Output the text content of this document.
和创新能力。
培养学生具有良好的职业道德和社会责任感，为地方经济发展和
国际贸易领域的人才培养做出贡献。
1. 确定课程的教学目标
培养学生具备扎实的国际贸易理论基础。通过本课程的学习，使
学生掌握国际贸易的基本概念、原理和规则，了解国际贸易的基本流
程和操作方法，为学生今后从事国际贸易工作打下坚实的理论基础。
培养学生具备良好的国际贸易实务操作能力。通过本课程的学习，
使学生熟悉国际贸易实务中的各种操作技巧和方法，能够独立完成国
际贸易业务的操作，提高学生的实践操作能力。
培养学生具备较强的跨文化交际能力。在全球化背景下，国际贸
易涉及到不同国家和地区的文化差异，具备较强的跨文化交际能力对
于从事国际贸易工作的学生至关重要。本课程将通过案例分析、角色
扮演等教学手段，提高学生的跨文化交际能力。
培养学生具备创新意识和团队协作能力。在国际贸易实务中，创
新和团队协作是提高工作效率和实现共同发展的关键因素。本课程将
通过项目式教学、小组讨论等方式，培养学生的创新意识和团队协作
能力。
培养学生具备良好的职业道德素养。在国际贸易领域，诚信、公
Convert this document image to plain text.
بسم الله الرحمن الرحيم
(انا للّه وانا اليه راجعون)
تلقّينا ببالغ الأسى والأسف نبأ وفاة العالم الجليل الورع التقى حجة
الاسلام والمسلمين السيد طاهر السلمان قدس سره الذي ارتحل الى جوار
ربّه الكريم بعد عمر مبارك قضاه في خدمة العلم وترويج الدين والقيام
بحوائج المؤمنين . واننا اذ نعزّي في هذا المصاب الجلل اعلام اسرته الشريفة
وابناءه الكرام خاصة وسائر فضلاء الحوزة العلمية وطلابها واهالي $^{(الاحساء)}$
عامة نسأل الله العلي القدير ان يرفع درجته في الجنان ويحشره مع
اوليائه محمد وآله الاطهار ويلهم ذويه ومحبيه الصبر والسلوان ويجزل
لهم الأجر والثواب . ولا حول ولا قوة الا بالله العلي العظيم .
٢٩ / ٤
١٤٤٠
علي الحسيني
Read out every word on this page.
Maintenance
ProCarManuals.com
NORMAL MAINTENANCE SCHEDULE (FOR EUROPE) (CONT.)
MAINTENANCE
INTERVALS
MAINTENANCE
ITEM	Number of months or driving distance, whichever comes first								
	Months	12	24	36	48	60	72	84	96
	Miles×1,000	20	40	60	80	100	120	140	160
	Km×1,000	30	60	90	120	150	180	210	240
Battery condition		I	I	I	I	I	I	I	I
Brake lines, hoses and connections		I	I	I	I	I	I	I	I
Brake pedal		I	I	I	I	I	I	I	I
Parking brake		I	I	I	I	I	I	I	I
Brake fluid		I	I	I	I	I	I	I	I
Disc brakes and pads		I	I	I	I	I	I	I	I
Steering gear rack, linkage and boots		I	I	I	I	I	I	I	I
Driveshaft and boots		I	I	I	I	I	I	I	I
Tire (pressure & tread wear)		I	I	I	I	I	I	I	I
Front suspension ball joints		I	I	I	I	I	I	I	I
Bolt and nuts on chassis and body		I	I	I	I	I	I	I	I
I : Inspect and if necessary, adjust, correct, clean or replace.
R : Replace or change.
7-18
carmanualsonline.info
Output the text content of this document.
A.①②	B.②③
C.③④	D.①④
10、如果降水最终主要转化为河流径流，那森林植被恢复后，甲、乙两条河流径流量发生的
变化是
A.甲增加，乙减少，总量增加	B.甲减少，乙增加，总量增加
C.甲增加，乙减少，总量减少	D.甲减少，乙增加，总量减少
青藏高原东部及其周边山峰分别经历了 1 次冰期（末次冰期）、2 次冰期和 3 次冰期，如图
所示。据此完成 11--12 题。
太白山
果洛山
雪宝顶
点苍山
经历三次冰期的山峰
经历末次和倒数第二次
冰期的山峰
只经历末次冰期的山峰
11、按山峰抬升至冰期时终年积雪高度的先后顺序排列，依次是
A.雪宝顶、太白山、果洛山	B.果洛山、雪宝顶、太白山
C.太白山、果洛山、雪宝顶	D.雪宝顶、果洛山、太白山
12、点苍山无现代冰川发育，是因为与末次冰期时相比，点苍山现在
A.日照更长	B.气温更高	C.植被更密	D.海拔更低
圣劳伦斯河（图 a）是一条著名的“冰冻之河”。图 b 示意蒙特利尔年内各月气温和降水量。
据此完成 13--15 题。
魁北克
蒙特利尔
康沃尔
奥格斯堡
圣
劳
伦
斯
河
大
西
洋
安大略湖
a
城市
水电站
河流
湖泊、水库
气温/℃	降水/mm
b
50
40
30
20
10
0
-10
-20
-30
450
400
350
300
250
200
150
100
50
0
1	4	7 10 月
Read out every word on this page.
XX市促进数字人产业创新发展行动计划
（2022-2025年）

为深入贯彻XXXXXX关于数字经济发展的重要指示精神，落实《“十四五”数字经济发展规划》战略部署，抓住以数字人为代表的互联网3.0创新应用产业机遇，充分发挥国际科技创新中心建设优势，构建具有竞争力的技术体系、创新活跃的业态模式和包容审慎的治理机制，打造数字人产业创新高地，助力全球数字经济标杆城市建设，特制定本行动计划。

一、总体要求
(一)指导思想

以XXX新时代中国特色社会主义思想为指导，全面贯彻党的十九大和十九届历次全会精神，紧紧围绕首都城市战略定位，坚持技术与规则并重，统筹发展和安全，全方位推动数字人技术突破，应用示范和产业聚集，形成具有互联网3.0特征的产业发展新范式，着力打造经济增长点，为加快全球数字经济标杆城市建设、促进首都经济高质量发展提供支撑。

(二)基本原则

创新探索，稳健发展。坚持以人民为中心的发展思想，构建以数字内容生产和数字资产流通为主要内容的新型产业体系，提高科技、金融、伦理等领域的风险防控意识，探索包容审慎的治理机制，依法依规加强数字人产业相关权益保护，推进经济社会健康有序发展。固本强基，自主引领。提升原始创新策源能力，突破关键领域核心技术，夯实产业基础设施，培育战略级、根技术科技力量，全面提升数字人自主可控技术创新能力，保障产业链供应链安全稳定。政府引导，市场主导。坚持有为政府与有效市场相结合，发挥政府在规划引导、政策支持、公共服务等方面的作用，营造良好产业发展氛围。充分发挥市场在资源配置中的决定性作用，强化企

--------------------

EXERCISE ▸
Write out the full listing, keeping every line exactly as it is.

SOLUTION ▸
Output the text content of this document.
和创新能力。
培养学生具有良好的职业道德和社会责任感，为地方经济发展和
国际贸易领域的人才培养做出贡献。
1. 确定课程的教学目标
培养学生具备扎实的国际贸易理论基础。通过本课程的学习，使
学生掌握国际贸易的基本概念、原理和规则，了解国际贸易的基本流
程和操作方法，为学生今后从事国际贸易工作打下坚实的理论基础。
培养学生具备良好的国际贸易实务操作能力。通过本课程的学习，
使学生熟悉国际贸易实务中的各种操作技巧和方法，能够独立完成国
际贸易业务的操作，提高学生的实践操作能力。
培养学生具备较强的跨文化交际能力。在全球化背景下，国际贸
易涉及到不同国家和地区的文化差异，具备较强的跨文化交际能力对
于从事国际贸易工作的学生至关重要。本课程将通过案例分析、角色
扮演等教学手段，提高学生的跨文化交际能力。
培养学生具备创新意识和团队协作能力。在国际贸易实务中，创
新和团队协作是提高工作效率和实现共同发展的关键因素。本课程将
通过项目式教学、小组讨论等方式，培养学生的创新意识和团队协作
能力。
培养学生具备良好的职业道德素养。在国际贸易领域，诚信、公
Convert this document image to plain text.
بسم الله الرحمن الرحيم
(انا للّه وانا اليه راجعون)
تلقّينا ببالغ الأسى والأسف نبأ وفاة العالم الجليل الورع التقى حجة
الاسلام والمسلمين السيد طاهر السلمان قدس سره الذي ارتحل الى جوار
ربّه الكريم بعد عمر مبارك قضاه في خدمة العلم وترويج الدين والقيام
بحوائج المؤمنين . واننا اذ نعزّي في هذا المصاب الجلل اعلام اسرته الشريفة
وابناءه الكرام خاصة وسائر فضلاء الحوزة العلمية وطلابها واهالي $^{(الاحساء)}$
عامة نسأل الله العلي القدير ان يرفع درجته في الجنان ويحشره مع
اوليائه محمد وآله الاطهار ويلهم ذويه ومحبيه الصبر والسلوان ويجزل
لهم الأجر والثواب . ولا حول ولا قوة الا بالله العلي العظيم .
٢٩ / ٤
١٤٤٠
علي الحسيني
Read out every word on this page.
Maintenance
ProCarManuals.com
NORMAL MAINTENANCE SCHEDULE (FOR EUROPE) (CONT.)
MAINTENANCE
INTERVALS
MAINTENANCE
ITEM	Number of months or driving distance, whichever comes first								
	Months	12	24	36	48	60	72	84	96
	Miles×1,000	20	40	60	80	100	120	140	160
	Km×1,000	30	60	90	120	150	180	210	240
Battery condition		I	I	I	I	I	I	I	I
Brake lines, hoses and connections		I	I	I	I	I	I	I	I
Brake pedal		I	I	I	I	I	I	I	I
Parking brake		I	I	I	I	I	I	I	I
Brake fluid		I	I	I	I	I	I	I	I
Disc brakes and pads		I	I	I	I	I	I	I	I
Steering gear rack, linkage and boots		I	I	I	I	I	I	I	I
Driveshaft and boots		I	I	I	I	I	I	I	I
Tire (pressure & tread wear)		I	I	I	I	I	I	I	I
Front suspension ball joints		I	I	I	I	I	I	I	I
Bolt and nuts on chassis and body		I	I	I	I	I	I	I	I
I : Inspect and if necessary, adjust, correct, clean or replace.
R : Replace or change.
7-18
carmanualsonline.info
Output the text content of this document.
A.①②	B.②③
C.③④	D.①④
10、如果降水最终主要转化为河流径流，那森林植被恢复后，甲、乙两条河流径流量发生的
变化是
A.甲增加，乙减少，总量增加	B.甲减少，乙增加，总量增加
C.甲增加，乙减少，总量减少	D.甲减少，乙增加，总量减少
青藏高原东部及其周边山峰分别经历了 1 次冰期（末次冰期）、2 次冰期和 3 次冰期，如图
所示。据此完成 11--12 题。
太白山
果洛山
雪宝顶
点苍山
经历三次冰期的山峰
经历末次和倒数第二次
冰期的山峰
只经历末次冰期的山峰
11、按山峰抬升至冰期时终年积雪高度的先后顺序排列，依次是
A.雪宝顶、太白山、果洛山	B.果洛山、雪宝顶、太白山
C.太白山、果洛山、雪宝顶	D.雪宝顶、果洛山、太白山
12、点苍山无现代冰川发育，是因为与末次冰期时相比，点苍山现在
A.日照更长	B.气温更高	C.植被更密	D.海拔更低
圣劳伦斯河（图 a）是一条著名的“冰冻之河”。图 b 示意蒙特利尔年内各月气温和降水量。
据此完成 13--15 题。
魁北克
蒙特利尔
康沃尔
奥格斯堡
圣
劳
伦
斯
河
大
西
洋
安大略湖
a
城市
水电站
河流
湖泊、水库
气温/℃	降水/mm
b
50
40
30
20
10
0
-10
-20
-30
450
400
350
300
250
200
150
100
50
0
1	4	7 10 月
Read out every word on this page.
XX市促进数字人产业创新发展行动计划
（2022-2025年）

为深入贯彻XXXXXX关于数字经济发展的重要指示精神，落实《“十四五”数字经济发展规划》战略部署，抓住以数字人为代表的互联网3.0创新应用产业机遇，充分发挥国际科技创新中心建设优势，构建具有竞争力的技术体系、创新活跃的业态模式和包容审慎的治理机制，打造数字人产业创新高地，助力全球数字经济标杆城市建设，特制定本行动计划。

一、总体要求
(一)指导思想

以XXX新时代中国特色社会主义思想为指导，全面贯彻党的十九大和十九届历次全会精神，紧紧围绕首都城市战略定位，坚持技术与规则并重，统筹发展和安全，全方位推动数字人技术突破，应用示范和产业聚集，形成具有互联网3.0特征的产业发展新范式，着力打造经济增长点，为加快全球数字经济标杆城市建设、促进首都经济高质量发展提供支撑。

(二)基本原则

创新探索，稳健发展。坚持以人民为中心的发展思想，构建以数字内容生产和数字资产流通为主要内容的新型产业体系，提高科技、金融、伦理等领域的风险防控意识，探索包容审慎的治理机制，依法依规加强数字人产业相关权益保护，推进经济社会健康有序发展。固本强基，自主引领。提升原始创新策源能力，突破关键领域核心技术，夯实产业基础设施，培育战略级、根技术科技力量，全面提升数字人自主可控技术创新能力，保障产业链供应链安全稳定。政府引导，市场主导。坚持有为政府与有效市场相结合，发挥政府在规划引导、政策支持、公共服务等方面的作用，营造良好产业发展氛围。充分发挥市场在资源配置中的决定性作用，强化企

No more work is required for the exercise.